▶ [What the task requires]
Every line of the data that contains the string "label" must be copied.

Data listing:

####

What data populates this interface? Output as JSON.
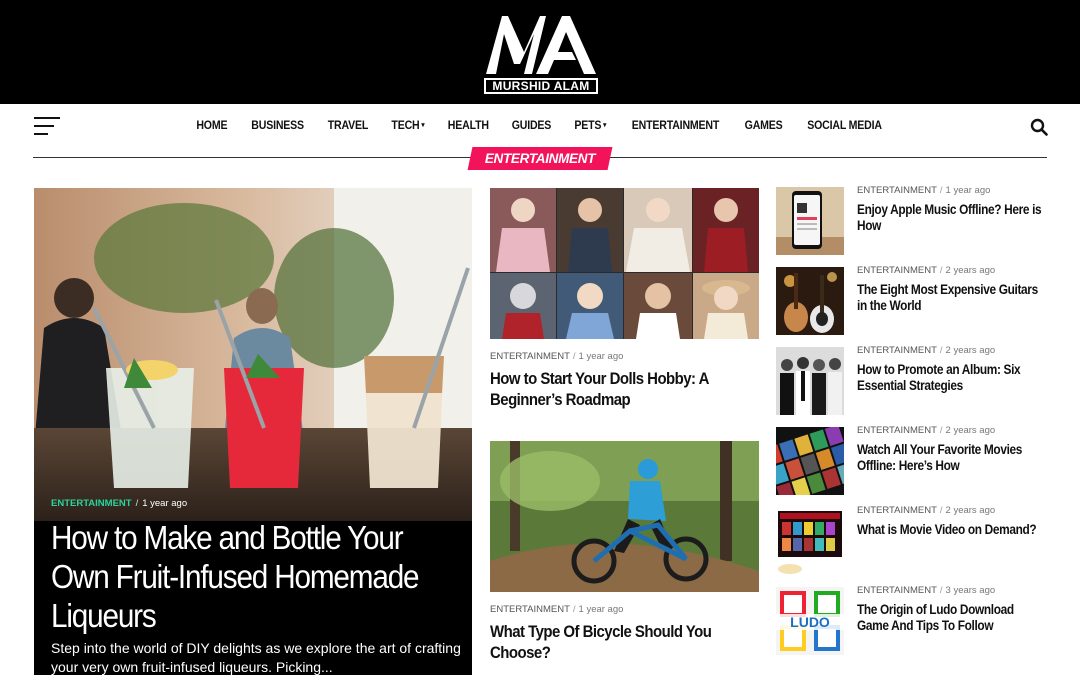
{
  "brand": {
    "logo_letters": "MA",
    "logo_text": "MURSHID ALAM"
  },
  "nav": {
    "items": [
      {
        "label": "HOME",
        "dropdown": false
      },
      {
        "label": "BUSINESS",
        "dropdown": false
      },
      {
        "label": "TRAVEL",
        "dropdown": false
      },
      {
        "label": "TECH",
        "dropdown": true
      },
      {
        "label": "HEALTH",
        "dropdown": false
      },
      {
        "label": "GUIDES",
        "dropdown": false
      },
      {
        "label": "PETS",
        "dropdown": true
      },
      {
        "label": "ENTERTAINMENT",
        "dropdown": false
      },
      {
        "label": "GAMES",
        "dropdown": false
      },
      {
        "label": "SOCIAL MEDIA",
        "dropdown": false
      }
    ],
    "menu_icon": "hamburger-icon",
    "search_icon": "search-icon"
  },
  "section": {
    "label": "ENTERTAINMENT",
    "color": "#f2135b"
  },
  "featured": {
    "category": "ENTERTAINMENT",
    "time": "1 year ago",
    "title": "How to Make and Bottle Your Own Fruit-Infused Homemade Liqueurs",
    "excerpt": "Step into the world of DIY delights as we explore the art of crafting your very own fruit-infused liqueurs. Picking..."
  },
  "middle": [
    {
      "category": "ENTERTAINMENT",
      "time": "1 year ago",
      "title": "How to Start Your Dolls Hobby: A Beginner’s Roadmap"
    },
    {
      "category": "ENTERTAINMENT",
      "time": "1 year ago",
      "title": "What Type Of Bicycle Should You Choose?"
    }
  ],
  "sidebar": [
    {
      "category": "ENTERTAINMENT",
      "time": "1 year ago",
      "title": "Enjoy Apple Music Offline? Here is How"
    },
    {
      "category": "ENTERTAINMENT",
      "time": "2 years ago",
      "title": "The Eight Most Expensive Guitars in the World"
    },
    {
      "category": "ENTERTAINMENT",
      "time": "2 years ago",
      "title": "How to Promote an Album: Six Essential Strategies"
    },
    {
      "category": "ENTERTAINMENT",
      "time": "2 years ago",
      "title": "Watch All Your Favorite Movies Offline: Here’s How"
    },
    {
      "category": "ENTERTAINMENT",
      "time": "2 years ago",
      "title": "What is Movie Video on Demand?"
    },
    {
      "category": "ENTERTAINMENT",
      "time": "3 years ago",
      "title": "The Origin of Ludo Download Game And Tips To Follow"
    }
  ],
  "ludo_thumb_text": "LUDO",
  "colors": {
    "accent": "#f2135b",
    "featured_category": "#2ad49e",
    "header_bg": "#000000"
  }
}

####

▶ [The result]
        "label": "HOME",
        "label": "BUSINESS",
        "label": "TRAVEL",
        "label": "TECH",
        "label": "HEALTH",
        "label": "GUIDES",
        "label": "PETS",
        "label": "ENTERTAINMENT",
        "label": "GAMES",
        "label": "SOCIAL MEDIA",
    "label": "ENTERTAINMENT",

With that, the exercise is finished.